Job
In this exercise, reproduce all the entries that follow exactly.

Data provided
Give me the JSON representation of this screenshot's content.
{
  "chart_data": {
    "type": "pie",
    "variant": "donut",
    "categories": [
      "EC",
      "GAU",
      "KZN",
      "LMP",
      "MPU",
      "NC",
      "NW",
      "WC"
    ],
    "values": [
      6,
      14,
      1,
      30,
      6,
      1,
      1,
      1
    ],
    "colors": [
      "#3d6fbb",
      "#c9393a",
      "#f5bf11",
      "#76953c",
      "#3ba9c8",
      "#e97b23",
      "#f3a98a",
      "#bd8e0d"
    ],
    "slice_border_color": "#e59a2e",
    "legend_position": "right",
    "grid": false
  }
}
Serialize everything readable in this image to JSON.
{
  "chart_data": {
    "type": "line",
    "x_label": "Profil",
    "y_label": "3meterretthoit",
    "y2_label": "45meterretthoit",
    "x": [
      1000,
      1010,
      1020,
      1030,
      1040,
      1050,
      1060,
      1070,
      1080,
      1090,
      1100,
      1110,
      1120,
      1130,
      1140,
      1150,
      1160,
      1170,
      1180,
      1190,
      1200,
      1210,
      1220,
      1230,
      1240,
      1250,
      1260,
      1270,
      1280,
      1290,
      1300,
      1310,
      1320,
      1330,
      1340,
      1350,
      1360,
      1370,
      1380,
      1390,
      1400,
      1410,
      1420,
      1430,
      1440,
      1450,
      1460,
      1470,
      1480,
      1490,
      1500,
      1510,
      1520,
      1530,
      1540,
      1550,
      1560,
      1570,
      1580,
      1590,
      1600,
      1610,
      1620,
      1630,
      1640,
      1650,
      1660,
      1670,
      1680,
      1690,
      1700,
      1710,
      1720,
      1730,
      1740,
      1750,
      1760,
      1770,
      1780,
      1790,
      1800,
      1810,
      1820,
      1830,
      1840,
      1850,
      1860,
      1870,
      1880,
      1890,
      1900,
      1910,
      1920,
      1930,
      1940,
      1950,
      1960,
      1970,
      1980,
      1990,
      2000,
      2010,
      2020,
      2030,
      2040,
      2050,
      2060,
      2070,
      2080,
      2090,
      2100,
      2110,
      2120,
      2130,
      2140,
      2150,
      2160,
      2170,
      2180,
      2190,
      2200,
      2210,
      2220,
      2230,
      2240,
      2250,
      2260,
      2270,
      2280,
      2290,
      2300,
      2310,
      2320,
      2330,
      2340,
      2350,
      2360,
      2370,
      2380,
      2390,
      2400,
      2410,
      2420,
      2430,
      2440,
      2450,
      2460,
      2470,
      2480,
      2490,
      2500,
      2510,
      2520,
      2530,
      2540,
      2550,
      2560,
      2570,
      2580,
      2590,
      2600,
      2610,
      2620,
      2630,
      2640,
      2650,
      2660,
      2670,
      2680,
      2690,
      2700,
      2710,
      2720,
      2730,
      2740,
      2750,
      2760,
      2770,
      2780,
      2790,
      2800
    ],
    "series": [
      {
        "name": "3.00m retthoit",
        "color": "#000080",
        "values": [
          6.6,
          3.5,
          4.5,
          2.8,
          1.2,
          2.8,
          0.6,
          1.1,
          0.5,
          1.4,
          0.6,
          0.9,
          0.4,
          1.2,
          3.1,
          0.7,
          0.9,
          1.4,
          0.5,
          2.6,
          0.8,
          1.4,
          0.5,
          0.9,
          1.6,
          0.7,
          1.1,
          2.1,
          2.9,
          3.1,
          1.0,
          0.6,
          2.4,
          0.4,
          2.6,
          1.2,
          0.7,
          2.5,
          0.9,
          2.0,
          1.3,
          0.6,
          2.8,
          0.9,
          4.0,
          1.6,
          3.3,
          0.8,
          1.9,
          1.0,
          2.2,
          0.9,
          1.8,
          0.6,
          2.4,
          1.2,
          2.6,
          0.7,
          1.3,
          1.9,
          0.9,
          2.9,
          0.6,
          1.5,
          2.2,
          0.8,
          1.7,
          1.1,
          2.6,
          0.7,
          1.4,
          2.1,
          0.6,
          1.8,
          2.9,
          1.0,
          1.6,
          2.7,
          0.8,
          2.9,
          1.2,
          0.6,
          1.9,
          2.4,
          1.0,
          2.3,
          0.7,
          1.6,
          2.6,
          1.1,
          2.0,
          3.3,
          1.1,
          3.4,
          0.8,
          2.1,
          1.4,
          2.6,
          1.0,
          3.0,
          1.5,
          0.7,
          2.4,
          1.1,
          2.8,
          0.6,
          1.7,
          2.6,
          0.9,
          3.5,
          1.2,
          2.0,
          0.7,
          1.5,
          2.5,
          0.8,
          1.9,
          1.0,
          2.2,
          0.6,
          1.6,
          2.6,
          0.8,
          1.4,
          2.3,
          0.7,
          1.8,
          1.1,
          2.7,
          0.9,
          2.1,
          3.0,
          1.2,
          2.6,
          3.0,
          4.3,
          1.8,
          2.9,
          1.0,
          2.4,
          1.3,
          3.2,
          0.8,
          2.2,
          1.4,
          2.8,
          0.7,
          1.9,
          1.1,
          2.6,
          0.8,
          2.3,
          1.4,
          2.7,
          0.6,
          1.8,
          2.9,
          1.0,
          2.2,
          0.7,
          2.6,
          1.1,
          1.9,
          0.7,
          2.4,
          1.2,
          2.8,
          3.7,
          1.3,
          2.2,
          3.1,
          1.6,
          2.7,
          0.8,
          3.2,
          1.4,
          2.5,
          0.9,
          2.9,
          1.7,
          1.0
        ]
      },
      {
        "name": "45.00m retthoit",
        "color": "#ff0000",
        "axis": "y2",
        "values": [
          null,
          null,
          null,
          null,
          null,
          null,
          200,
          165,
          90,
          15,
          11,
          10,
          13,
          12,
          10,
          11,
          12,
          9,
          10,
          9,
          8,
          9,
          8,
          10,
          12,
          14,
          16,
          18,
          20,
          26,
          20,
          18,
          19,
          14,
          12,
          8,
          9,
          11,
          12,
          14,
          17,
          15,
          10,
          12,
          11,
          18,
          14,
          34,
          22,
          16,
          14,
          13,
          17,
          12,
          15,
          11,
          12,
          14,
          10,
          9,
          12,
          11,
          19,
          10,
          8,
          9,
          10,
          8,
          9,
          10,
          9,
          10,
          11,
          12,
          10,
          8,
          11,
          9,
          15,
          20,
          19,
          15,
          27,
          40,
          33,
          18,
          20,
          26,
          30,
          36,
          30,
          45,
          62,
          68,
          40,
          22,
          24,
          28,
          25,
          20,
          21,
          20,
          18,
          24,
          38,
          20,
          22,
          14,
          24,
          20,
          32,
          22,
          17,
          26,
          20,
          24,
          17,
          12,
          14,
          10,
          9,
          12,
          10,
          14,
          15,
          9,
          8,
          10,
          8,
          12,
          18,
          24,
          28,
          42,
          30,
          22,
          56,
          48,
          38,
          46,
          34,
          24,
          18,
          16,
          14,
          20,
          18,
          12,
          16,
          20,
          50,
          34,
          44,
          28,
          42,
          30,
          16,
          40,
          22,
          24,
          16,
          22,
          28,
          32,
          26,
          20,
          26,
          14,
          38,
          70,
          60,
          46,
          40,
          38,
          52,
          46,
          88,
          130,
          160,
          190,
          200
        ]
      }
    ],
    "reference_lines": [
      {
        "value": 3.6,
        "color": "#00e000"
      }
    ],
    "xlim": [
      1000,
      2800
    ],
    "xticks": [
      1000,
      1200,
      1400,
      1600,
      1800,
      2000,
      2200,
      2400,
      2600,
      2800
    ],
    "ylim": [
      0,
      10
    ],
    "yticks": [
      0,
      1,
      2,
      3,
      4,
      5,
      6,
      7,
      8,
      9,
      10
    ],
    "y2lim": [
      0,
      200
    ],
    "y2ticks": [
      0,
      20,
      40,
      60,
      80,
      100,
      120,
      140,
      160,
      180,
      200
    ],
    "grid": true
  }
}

Answer to this exercise
Give me the JSON representation of this screenshot's content.
{
  "chart_data": {
    "type": "pie",
    "variant": "donut",
    "categories": [
      "EC",
      "GAU",
      "KZN",
      "LMP",
      "MPU",
      "NC",
      "NW",
      "WC"
    ],
    "values": [
      6,
      14,
      1,
      30,
      6,
      1,
      1,
      1
    ],
    "colors": [
      "#3d6fbb",
      "#c9393a",
      "#f5bf11",
      "#76953c",
      "#3ba9c8",
      "#e97b23",
      "#f3a98a",
      "#bd8e0d"
    ],
    "slice_border_color": "#e59a2e",
    "legend_position": "right",
    "grid": false
  }
}
Serialize everything readable in this image to JSON.
{
  "chart_data": {
    "type": "line",
    "x_label": "Profil",
    "y_label": "3meterretthoit",
    "y2_label": "45meterretthoit",
    "x": [
      1000,
      1010,
      1020,
      1030,
      1040,
      1050,
      1060,
      1070,
      1080,
      1090,
      1100,
      1110,
      1120,
      1130,
      1140,
      1150,
      1160,
      1170,
      1180,
      1190,
      1200,
      1210,
      1220,
      1230,
      1240,
      1250,
      1260,
      1270,
      1280,
      1290,
      1300,
      1310,
      1320,
      1330,
      1340,
      1350,
      1360,
      1370,
      1380,
      1390,
      1400,
      1410,
      1420,
      1430,
      1440,
      1450,
      1460,
      1470,
      1480,
      1490,
      1500,
      1510,
      1520,
      1530,
      1540,
      1550,
      1560,
      1570,
      1580,
      1590,
      1600,
      1610,
      1620,
      1630,
      1640,
      1650,
      1660,
      1670,
      1680,
      1690,
      1700,
      1710,
      1720,
      1730,
      1740,
      1750,
      1760,
      1770,
      1780,
      1790,
      1800,
      1810,
      1820,
      1830,
      1840,
      1850,
      1860,
      1870,
      1880,
      1890,
      1900,
      1910,
      1920,
      1930,
      1940,
      1950,
      1960,
      1970,
      1980,
      1990,
      2000,
      2010,
      2020,
      2030,
      2040,
      2050,
      2060,
      2070,
      2080,
      2090,
      2100,
      2110,
      2120,
      2130,
      2140,
      2150,
      2160,
      2170,
      2180,
      2190,
      2200,
      2210,
      2220,
      2230,
      2240,
      2250,
      2260,
      2270,
      2280,
      2290,
      2300,
      2310,
      2320,
      2330,
      2340,
      2350,
      2360,
      2370,
      2380,
      2390,
      2400,
      2410,
      2420,
      2430,
      2440,
      2450,
      2460,
      2470,
      2480,
      2490,
      2500,
      2510,
      2520,
      2530,
      2540,
      2550,
      2560,
      2570,
      2580,
      2590,
      2600,
      2610,
      2620,
      2630,
      2640,
      2650,
      2660,
      2670,
      2680,
      2690,
      2700,
      2710,
      2720,
      2730,
      2740,
      2750,
      2760,
      2770,
      2780,
      2790,
      2800
    ],
    "series": [
      {
        "name": "3.00m retthoit",
        "color": "#000080",
        "values": [
          6.6,
          3.5,
          4.5,
          2.8,
          1.2,
          2.8,
          0.6,
          1.1,
          0.5,
          1.4,
          0.6,
          0.9,
          0.4,
          1.2,
          3.1,
          0.7,
          0.9,
          1.4,
          0.5,
          2.6,
          0.8,
          1.4,
          0.5,
          0.9,
          1.6,
          0.7,
          1.1,
          2.1,
          2.9,
          3.1,
          1.0,
          0.6,
          2.4,
          0.4,
          2.6,
          1.2,
          0.7,
          2.5,
          0.9,
          2.0,
          1.3,
          0.6,
          2.8,
          0.9,
          4.0,
          1.6,
          3.3,
          0.8,
          1.9,
          1.0,
          2.2,
          0.9,
          1.8,
          0.6,
          2.4,
          1.2,
          2.6,
          0.7,
          1.3,
          1.9,
          0.9,
          2.9,
          0.6,
          1.5,
          2.2,
          0.8,
          1.7,
          1.1,
          2.6,
          0.7,
          1.4,
          2.1,
          0.6,
          1.8,
          2.9,
          1.0,
          1.6,
          2.7,
          0.8,
          2.9,
          1.2,
          0.6,
          1.9,
          2.4,
          1.0,
          2.3,
          0.7,
          1.6,
          2.6,
          1.1,
          2.0,
          3.3,
          1.1,
          3.4,
          0.8,
          2.1,
          1.4,
          2.6,
          1.0,
          3.0,
          1.5,
          0.7,
          2.4,
          1.1,
          2.8,
          0.6,
          1.7,
          2.6,
          0.9,
          3.5,
          1.2,
          2.0,
          0.7,
          1.5,
          2.5,
          0.8,
          1.9,
          1.0,
          2.2,
          0.6,
          1.6,
          2.6,
          0.8,
          1.4,
          2.3,
          0.7,
          1.8,
          1.1,
          2.7,
          0.9,
          2.1,
          3.0,
          1.2,
          2.6,
          3.0,
          4.3,
          1.8,
          2.9,
          1.0,
          2.4,
          1.3,
          3.2,
          0.8,
          2.2,
          1.4,
          2.8,
          0.7,
          1.9,
          1.1,
          2.6,
          0.8,
          2.3,
          1.4,
          2.7,
          0.6,
          1.8,
          2.9,
          1.0,
          2.2,
          0.7,
          2.6,
          1.1,
          1.9,
          0.7,
          2.4,
          1.2,
          2.8,
          3.7,
          1.3,
          2.2,
          3.1,
          1.6,
          2.7,
          0.8,
          3.2,
          1.4,
          2.5,
          0.9,
          2.9,
          1.7,
          1.0
        ]
      },
      {
        "name": "45.00m retthoit",
        "color": "#ff0000",
        "axis": "y2",
        "values": [
          null,
          null,
          null,
          null,
          null,
          null,
          200,
          165,
          90,
          15,
          11,
          10,
          13,
          12,
          10,
          11,
          12,
          9,
          10,
          9,
          8,
          9,
          8,
          10,
          12,
          14,
          16,
          18,
          20,
          26,
          20,
          18,
          19,
          14,
          12,
          8,
          9,
          11,
          12,
          14,
          17,
          15,
          10,
          12,
          11,
          18,
          14,
          34,
          22,
          16,
          14,
          13,
          17,
          12,
          15,
          11,
          12,
          14,
          10,
          9,
          12,
          11,
          19,
          10,
          8,
          9,
          10,
          8,
          9,
          10,
          9,
          10,
          11,
          12,
          10,
          8,
          11,
          9,
          15,
          20,
          19,
          15,
          27,
          40,
          33,
          18,
          20,
          26,
          30,
          36,
          30,
          45,
          62,
          68,
          40,
          22,
          24,
          28,
          25,
          20,
          21,
          20,
          18,
          24,
          38,
          20,
          22,
          14,
          24,
          20,
          32,
          22,
          17,
          26,
          20,
          24,
          17,
          12,
          14,
          10,
          9,
          12,
          10,
          14,
          15,
          9,
          8,
          10,
          8,
          12,
          18,
          24,
          28,
          42,
          30,
          22,
          56,
          48,
          38,
          46,
          34,
          24,
          18,
          16,
          14,
          20,
          18,
          12,
          16,
          20,
          50,
          34,
          44,
          28,
          42,
          30,
          16,
          40,
          22,
          24,
          16,
          22,
          28,
          32,
          26,
          20,
          26,
          14,
          38,
          70,
          60,
          46,
          40,
          38,
          52,
          46,
          88,
          130,
          160,
          190,
          200
        ]
      }
    ],
    "reference_lines": [
      {
        "value": 3.6,
        "color": "#00e000"
      }
    ],
    "xlim": [
      1000,
      2800
    ],
    "xticks": [
      1000,
      1200,
      1400,
      1600,
      1800,
      2000,
      2200,
      2400,
      2600,
      2800
    ],
    "ylim": [
      0,
      10
    ],
    "yticks": [
      0,
      1,
      2,
      3,
      4,
      5,
      6,
      7,
      8,
      9,
      10
    ],
    "y2lim": [
      0,
      200
    ],
    "y2ticks": [
      0,
      20,
      40,
      60,
      80,
      100,
      120,
      140,
      160,
      180,
      200
    ],
    "grid": true
  }
}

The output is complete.